[What the task asks]: Lift out all lines below that contain "polls".
Start of Supplied information
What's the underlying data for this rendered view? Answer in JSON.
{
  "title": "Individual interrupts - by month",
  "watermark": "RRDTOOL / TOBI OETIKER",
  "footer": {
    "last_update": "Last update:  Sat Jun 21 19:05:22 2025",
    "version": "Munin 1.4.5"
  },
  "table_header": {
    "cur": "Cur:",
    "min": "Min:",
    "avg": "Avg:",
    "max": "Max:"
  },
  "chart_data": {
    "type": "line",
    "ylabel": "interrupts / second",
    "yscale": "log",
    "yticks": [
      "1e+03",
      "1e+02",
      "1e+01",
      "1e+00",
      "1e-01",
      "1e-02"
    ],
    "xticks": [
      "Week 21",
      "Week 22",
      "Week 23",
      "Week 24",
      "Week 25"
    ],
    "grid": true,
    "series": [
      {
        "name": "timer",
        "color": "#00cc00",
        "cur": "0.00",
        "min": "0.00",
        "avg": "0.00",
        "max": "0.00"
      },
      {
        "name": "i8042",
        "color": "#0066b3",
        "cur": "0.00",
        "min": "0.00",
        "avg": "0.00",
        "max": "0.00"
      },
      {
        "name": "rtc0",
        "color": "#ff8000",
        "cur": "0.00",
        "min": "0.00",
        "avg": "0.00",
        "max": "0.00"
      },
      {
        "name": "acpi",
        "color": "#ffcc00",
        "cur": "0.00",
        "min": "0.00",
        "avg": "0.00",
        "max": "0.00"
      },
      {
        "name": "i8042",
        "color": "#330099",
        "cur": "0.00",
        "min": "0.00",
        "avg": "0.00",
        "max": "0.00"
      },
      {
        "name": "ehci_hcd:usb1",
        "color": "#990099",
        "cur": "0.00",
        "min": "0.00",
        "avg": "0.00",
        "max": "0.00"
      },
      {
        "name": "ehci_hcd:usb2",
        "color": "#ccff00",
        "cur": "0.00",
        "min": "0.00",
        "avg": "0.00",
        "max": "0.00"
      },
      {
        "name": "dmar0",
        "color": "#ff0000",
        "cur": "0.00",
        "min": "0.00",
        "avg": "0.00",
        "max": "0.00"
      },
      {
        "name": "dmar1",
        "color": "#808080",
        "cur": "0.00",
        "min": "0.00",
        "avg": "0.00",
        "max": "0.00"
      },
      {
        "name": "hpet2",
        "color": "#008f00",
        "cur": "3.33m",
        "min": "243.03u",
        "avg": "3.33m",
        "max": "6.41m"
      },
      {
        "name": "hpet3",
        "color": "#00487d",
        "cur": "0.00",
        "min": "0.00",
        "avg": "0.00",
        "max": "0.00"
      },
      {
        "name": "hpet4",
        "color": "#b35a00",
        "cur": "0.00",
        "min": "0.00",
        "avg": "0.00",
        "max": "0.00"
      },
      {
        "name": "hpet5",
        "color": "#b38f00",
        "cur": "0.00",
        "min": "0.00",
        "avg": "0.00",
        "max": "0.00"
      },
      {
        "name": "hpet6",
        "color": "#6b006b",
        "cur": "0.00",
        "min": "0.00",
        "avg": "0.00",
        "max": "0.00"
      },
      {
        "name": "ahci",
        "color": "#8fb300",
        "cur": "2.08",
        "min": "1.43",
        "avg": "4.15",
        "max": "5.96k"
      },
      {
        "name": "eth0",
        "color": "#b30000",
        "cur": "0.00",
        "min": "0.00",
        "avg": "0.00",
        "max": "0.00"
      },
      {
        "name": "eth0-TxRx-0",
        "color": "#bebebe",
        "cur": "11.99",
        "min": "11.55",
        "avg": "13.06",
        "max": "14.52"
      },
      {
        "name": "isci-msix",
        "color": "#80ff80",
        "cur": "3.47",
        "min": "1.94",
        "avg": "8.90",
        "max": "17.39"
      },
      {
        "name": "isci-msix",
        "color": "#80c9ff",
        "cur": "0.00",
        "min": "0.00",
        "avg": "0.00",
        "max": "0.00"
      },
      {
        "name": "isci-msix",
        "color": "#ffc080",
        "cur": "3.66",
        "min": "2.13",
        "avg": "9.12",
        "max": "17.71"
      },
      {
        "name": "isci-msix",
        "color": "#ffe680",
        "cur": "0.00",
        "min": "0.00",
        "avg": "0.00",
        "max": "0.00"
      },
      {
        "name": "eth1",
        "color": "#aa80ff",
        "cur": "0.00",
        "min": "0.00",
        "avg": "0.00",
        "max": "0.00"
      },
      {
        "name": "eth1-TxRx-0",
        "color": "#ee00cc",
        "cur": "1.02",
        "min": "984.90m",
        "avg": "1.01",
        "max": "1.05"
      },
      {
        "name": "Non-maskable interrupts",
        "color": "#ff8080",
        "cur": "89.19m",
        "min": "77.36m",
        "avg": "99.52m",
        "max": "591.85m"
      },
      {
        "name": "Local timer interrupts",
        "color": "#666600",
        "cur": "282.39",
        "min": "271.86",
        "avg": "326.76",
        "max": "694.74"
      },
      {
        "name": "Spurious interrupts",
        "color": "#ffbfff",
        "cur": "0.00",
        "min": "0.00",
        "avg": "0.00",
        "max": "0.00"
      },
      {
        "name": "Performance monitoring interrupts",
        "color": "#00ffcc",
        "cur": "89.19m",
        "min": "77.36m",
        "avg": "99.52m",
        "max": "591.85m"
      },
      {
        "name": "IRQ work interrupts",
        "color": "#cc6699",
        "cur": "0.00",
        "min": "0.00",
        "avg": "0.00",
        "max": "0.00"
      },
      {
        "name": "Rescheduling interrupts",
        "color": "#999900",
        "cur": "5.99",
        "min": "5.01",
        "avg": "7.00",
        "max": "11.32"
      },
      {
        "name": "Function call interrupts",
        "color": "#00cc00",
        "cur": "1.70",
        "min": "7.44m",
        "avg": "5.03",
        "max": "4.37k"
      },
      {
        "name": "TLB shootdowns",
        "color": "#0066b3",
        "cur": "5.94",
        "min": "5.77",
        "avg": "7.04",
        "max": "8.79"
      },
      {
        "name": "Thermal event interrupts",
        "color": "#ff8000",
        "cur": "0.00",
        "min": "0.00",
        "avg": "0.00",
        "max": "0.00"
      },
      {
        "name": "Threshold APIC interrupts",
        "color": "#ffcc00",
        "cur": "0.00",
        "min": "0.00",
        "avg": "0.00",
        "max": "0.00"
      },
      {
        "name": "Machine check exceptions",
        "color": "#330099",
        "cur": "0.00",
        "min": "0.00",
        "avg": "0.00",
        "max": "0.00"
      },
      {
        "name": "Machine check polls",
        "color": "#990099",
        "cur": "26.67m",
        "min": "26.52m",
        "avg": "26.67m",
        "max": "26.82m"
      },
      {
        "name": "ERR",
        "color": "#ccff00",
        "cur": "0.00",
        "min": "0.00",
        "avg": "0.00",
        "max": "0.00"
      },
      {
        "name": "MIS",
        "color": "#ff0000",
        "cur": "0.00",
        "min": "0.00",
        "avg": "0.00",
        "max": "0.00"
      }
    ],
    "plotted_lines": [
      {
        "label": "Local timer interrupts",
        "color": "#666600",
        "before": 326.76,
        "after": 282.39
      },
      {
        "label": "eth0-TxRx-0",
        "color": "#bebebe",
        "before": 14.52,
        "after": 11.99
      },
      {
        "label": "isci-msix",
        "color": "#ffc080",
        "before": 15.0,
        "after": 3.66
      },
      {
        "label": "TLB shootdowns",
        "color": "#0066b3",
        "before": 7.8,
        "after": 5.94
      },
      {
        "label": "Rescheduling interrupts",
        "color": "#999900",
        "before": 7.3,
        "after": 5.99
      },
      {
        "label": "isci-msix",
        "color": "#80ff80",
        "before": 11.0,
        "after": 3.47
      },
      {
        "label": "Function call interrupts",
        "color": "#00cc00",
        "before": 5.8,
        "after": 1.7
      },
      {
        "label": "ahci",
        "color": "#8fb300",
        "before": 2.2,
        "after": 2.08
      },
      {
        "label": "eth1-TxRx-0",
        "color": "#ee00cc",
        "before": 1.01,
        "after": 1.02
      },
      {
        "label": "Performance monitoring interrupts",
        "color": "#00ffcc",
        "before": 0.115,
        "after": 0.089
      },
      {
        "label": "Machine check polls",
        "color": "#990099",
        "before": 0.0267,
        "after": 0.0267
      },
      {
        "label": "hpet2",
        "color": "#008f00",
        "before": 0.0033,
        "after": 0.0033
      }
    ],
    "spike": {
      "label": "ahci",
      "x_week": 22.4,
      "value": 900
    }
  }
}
End of Supplied information
[Solution to this exercise]:
        "name": "Machine check polls",
        "label": "Machine check polls",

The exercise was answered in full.